Which lines in the listing below contain the string "测杆材质"? Gather each of them in full; matching is case-sensitive.

______________________________

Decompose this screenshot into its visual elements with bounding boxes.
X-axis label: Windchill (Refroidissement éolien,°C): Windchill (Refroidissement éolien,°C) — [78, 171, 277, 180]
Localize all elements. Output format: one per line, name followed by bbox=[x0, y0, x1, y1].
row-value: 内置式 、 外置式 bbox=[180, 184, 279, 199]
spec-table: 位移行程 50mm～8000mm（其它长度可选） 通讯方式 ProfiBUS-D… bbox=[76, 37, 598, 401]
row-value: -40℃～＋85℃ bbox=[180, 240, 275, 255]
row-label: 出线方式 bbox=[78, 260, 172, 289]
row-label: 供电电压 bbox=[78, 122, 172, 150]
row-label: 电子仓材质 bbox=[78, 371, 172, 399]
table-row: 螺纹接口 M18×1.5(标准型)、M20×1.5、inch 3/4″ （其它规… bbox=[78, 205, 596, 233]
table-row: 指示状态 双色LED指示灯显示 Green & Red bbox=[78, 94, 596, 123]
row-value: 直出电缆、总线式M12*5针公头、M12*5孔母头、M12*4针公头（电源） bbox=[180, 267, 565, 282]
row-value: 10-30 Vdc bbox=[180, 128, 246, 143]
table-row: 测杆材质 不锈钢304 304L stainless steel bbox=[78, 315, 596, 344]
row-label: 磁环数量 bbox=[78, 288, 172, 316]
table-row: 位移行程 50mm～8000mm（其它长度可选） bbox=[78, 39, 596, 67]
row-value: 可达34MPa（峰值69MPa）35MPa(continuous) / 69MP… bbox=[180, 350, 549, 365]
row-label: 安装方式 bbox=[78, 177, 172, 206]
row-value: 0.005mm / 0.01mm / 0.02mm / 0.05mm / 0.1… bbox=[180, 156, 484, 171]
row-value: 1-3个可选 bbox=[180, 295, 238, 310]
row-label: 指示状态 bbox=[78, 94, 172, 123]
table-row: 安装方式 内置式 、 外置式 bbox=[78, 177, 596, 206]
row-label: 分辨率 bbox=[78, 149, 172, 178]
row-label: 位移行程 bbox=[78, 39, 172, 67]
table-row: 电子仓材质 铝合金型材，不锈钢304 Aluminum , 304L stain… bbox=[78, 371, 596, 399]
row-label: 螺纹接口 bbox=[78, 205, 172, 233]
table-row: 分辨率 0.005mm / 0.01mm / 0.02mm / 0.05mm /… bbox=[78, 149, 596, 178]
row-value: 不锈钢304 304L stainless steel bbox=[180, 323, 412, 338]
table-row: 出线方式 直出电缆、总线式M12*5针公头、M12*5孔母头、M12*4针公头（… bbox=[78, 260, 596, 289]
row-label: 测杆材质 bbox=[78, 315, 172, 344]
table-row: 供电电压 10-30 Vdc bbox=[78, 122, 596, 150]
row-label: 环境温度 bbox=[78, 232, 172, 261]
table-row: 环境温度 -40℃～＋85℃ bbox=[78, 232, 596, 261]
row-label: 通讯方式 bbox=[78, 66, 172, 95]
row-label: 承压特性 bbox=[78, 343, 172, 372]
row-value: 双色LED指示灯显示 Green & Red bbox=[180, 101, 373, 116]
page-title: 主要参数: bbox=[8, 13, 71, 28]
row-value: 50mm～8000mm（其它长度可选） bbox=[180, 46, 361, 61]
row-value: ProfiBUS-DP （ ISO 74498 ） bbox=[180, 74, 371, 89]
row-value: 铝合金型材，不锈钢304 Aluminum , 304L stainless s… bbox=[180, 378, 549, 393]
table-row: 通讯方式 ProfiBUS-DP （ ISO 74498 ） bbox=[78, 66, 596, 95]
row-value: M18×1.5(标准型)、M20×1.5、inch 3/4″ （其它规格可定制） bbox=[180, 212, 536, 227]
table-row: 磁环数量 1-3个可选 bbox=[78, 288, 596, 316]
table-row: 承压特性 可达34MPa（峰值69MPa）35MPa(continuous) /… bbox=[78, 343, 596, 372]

______________________________

Answer for this exercise:
table-row: 测杆材质 不锈钢304 304L stainless steel bbox=[78, 315, 596, 344]
row-label: 测杆材质 bbox=[78, 315, 172, 344]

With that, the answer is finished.